With the importance of movie promotion resulting in what is an
arguable "glut" of movie previews, what types of portrayals
succeed in making movies appealing to viewers, or at least making them
more appealing than other movies that are also promoted? At first
glance, the answer to this question may seem obvious: Movie previews
contain content that reflects what one can expect to encounter when
viewing the actual motion picture. However, anecdotal evidence suggests
that producers of movie previews also typically attempt to appeal to a
teenage demographic, and, as such, tend to emphasize what this
demographic is thought to enjoy--namely sexual and violent portrayals.
As one movie marketer explained, "The objective of nearly every
movie trailer is to get teenage boys' butts into seats ... And that
means going for as much violence and sex as you can jam into 2 1/2
minutes" (Streisand, 1999, p. 57). Such statements are consistent
with the Federal Trade Commission's (FTC) landmark report (2000)
which argued that movie producers use these elements (particularly
violence) to target specific audiences and to presumably enhance
audience interest. They are also consonant with Oliver and
Kalyanaraman's (2002) content analysis of movie previews reporting
that approximately 76% of the previews in their sample featured at least
one act of aggression (with an average of 2.5 aggressive acts per
minute), and that 56% of the previews featured at least one sexual scene
(with an average of 1.5 sexual scenes per minute).
Given the prevalence of motion picture marketing and the important
role that promotion is thought to play in viewers' selection of
entertainment, the purpose of this research was to examine the influence
of specific portrayals in movie previews on viewers' perceptions.
Namely, this research explored the effects of sexual and violent images
in previews on viewers' perceptions--and anticipated enjoyment--of
the film.

**EXERCISE A:** Render the stretch of the listing from its first line through the line containing "Text: 0.0%: 0.0% bbox=[98, 856, 138, 870]" as a Markdown table with two columns, Row and Line. Give each line its row number, and skip any blank lines.
The passage on movie previews and the listing have no connection to each other.

**THE INPUT:**

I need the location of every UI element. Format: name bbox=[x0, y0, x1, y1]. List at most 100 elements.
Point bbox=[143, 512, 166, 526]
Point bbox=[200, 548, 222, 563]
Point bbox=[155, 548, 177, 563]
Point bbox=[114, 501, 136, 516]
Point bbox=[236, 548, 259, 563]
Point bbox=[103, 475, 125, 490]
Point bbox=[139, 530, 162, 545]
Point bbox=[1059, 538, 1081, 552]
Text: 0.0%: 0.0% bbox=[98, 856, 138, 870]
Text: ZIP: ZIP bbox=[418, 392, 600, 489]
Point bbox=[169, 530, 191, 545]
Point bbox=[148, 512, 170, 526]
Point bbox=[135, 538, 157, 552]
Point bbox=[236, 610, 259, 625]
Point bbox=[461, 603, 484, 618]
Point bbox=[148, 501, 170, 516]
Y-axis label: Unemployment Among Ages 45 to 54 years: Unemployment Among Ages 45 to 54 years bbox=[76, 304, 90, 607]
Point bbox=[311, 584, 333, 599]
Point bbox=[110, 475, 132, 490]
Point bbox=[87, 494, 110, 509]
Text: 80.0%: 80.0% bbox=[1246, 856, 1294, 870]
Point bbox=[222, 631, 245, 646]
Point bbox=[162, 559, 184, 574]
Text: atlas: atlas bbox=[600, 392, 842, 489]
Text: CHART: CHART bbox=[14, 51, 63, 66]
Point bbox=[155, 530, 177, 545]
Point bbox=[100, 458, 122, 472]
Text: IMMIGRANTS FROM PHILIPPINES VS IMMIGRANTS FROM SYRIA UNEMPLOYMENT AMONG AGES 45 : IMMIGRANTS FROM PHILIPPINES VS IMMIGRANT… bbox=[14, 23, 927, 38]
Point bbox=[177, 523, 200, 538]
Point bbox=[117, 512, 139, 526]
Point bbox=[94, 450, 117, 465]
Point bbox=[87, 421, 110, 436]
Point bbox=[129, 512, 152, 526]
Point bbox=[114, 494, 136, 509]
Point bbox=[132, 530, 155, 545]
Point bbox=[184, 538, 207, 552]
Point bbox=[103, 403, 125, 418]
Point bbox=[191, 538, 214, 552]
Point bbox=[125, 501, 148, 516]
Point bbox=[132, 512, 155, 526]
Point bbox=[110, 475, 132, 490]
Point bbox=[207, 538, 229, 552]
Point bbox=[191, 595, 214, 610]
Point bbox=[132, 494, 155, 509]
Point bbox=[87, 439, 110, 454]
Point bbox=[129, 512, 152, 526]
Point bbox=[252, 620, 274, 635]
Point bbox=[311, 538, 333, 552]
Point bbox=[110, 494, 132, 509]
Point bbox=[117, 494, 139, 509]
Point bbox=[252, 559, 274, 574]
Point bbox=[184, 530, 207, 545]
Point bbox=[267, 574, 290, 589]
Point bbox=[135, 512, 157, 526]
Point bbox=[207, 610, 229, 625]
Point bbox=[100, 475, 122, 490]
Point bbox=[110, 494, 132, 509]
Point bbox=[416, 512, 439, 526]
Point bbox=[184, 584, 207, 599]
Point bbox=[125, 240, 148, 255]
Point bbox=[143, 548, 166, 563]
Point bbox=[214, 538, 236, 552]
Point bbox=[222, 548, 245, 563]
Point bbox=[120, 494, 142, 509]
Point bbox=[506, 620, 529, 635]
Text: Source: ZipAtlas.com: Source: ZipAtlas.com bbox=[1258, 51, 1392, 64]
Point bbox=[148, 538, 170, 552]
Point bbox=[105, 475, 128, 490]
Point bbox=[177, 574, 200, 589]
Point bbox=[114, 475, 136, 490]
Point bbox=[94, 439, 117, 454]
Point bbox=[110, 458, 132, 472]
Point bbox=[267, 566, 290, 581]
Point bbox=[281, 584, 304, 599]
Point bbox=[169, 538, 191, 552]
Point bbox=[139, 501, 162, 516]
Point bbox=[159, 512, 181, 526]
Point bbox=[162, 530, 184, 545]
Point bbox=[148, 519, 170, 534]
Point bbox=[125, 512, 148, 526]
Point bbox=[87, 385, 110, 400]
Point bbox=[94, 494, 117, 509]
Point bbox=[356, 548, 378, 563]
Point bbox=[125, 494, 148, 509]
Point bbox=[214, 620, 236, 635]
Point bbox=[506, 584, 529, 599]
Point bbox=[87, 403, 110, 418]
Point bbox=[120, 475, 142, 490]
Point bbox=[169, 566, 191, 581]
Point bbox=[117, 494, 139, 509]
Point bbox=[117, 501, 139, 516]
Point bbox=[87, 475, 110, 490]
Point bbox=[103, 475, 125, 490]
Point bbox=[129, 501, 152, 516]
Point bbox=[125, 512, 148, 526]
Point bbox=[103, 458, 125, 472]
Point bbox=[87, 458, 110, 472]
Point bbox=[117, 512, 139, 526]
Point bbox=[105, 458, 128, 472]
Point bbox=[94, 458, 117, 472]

**EXERCISE B:** Return, word for word, the stretch of the passage on movie previews from "which argued that" through "scenes per minute).".

**COMPLETE OUTPUT A:**
| Row | Line |
|---|---|
| 1 | I need the location of every UI element. Format: name bbox=[x0, y0, x1, y1]. List at most 100 elements. |
| 2 | Point bbox=[143, 512, 166, 526] |
| 3 | Point bbox=[200, 548, 222, 563] |
| 4 | Point bbox=[155, 548, 177, 563] |
| 5 | Point bbox=[114, 501, 136, 516] |
| 6 | Point bbox=[236, 548, 259, 563] |
| 7 | Point bbox=[103, 475, 125, 490] |
| 8 | Point bbox=[139, 530, 162, 545] |
| 9 | Point bbox=[1059, 538, 1081, 552] |
| 10 | Text: 0.0%: 0.0% bbox=[98, 856, 138, 870] |

**COMPLETE OUTPUT B:**
which argued that movie producers use these elements (particularly
violence) to target specific audiences and to presumably enhance
audience interest. They are also consonant with Oliver and
Kalyanaraman's (2002) content analysis of movie previews reporting
that approximately 76% of the previews in their sample featured at least
one act of aggression (with an average of 2.5 aggressive acts per
minute), and that 56% of the previews featured at least one sexual scene
(with an average of 1.5 sexual scenes per minute).